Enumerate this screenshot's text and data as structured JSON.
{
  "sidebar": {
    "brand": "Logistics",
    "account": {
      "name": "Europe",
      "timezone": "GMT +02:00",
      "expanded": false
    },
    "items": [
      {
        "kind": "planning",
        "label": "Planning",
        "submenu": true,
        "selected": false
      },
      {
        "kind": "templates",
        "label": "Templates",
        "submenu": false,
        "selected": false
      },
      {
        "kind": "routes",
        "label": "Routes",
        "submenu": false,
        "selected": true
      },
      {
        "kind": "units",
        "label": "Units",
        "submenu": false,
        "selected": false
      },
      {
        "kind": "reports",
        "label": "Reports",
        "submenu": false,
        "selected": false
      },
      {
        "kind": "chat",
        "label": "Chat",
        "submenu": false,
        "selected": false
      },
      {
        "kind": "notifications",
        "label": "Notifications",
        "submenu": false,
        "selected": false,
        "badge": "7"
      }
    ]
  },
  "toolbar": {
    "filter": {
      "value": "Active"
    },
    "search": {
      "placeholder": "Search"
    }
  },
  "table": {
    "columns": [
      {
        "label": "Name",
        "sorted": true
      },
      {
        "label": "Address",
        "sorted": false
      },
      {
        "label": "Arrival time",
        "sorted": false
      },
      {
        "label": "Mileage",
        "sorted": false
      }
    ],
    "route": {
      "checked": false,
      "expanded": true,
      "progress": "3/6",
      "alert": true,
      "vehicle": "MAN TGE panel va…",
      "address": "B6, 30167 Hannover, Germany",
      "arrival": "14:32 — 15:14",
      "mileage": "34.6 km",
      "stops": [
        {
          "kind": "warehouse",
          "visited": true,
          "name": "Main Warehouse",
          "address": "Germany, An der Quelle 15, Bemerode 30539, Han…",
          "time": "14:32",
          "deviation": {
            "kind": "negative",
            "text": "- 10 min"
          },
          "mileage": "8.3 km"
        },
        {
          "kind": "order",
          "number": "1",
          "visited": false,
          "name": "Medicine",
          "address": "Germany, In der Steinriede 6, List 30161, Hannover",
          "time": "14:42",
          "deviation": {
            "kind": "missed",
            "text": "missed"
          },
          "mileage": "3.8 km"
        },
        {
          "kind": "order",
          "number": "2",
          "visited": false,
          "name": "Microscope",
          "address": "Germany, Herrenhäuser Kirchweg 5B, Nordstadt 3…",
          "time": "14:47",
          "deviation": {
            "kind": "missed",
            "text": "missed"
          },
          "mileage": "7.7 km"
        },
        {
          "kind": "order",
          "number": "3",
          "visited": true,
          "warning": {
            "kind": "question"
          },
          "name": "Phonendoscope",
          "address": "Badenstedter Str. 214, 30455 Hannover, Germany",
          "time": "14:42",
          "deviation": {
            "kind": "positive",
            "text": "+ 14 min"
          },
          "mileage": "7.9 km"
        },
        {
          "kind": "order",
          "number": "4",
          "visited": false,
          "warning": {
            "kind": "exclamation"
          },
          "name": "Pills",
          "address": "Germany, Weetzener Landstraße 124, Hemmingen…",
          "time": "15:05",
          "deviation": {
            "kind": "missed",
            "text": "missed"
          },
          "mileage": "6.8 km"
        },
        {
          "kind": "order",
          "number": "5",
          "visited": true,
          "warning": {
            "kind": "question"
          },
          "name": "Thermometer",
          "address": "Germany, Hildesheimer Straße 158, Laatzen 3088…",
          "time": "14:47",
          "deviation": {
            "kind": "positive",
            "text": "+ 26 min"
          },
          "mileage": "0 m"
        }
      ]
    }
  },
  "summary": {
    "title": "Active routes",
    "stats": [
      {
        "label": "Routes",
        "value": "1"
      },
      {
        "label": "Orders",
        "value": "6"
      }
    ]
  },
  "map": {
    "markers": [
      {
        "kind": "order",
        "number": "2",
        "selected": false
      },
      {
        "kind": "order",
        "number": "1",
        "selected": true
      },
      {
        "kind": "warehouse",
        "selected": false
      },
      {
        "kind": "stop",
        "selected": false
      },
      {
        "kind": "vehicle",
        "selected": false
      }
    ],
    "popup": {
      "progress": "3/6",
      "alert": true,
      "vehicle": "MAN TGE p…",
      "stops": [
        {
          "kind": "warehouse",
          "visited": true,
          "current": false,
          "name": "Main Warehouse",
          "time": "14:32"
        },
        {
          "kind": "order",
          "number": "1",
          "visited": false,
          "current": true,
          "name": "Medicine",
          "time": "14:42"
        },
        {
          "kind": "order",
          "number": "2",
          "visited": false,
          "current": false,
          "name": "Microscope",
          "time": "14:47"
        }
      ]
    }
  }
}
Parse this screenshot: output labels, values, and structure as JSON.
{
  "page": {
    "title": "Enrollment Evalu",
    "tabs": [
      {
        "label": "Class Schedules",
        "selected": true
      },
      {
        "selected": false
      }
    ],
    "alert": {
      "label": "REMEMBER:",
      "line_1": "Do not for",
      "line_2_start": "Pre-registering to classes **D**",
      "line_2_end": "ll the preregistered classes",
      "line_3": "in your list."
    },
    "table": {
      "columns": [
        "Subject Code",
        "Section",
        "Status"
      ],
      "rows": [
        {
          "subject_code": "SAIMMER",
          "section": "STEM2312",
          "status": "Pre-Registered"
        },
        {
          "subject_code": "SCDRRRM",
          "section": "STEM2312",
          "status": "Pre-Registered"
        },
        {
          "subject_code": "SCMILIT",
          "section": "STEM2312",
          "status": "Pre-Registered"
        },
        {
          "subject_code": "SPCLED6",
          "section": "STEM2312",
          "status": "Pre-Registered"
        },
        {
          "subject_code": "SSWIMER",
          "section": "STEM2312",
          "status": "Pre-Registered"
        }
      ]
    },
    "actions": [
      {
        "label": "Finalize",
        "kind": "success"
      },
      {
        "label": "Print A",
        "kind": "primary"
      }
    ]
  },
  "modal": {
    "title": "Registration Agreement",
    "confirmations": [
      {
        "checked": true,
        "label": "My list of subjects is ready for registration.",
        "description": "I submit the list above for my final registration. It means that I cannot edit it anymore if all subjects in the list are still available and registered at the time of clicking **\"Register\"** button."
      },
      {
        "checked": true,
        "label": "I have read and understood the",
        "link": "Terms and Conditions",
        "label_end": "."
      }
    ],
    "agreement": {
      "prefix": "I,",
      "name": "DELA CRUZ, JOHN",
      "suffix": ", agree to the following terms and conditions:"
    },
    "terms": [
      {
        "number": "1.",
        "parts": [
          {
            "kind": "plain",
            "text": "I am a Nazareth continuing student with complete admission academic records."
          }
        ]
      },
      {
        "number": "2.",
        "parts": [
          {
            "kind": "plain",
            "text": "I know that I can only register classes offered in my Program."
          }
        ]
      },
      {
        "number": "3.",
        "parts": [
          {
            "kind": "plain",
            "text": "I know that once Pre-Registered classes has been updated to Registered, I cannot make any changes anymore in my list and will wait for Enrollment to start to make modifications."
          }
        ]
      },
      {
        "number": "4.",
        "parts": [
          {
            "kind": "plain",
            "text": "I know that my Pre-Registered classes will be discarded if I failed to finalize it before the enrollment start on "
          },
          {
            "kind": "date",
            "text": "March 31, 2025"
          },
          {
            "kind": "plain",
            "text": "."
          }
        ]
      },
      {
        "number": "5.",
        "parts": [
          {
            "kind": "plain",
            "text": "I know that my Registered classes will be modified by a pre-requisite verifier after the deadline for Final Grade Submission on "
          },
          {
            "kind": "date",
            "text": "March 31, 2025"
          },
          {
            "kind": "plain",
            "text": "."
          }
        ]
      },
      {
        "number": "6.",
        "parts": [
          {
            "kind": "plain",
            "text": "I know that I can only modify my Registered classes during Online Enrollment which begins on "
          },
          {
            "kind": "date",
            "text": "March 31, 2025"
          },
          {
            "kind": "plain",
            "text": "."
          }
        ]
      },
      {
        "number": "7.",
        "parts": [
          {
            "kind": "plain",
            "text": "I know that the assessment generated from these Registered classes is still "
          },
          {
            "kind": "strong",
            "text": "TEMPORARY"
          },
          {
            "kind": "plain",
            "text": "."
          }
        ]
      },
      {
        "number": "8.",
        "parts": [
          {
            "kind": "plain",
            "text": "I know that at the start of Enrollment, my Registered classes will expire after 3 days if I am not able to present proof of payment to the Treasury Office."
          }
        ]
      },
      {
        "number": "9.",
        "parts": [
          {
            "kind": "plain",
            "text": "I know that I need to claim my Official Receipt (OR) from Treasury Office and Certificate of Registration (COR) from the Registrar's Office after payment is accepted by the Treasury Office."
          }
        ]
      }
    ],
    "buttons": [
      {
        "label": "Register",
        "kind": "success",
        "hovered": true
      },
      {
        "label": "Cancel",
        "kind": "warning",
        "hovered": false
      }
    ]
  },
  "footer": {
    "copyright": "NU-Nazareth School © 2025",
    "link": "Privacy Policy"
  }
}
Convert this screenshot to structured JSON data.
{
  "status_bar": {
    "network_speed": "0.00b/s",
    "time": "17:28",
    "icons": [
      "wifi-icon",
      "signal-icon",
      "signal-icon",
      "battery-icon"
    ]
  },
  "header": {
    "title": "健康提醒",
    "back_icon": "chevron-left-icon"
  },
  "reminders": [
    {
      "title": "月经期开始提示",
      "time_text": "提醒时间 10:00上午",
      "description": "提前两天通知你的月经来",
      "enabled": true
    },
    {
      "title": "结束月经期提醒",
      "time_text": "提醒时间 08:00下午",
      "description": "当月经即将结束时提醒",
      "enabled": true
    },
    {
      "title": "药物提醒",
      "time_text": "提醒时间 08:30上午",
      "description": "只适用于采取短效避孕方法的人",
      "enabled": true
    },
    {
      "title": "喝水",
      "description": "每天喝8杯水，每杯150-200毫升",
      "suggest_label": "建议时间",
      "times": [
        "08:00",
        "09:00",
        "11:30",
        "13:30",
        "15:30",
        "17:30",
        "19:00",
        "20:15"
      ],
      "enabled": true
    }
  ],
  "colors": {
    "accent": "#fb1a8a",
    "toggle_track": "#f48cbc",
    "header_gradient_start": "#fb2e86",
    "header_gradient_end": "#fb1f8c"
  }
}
§ §
** Objective **
Locate the string "classes" in the listing above and copy every line where it occurs.

** Final result **
      "line_2_start": "Pre-registering to classes **D**",
      "line_2_end": "ll the preregistered classes",
            "text": "I know that I can only register classes offered in my Program."
            "text": "I know that once Pre-Registered classes has been updated to Registered, I cannot make any changes anymore in my list and will wait for Enrollment to start to make modifications."
            "text": "I know that my Pre-Registered classes will be discarded if I failed to finalize it before the enrollment start on "
            "text": "I know that my Registered classes will be modified by a pre-requisite verifier after the deadline for Final Grade Submission on "
            "text": "I know that I can only modify my Registered classes during Online Enrollment which begins on "
            "text": "I know that the assessment generated from these Registered classes is still "
            "text": "I know that at the start of Enrollment, my Registered classes will expire after 3 days if I am not able to present proof of payment to the Treasury Office."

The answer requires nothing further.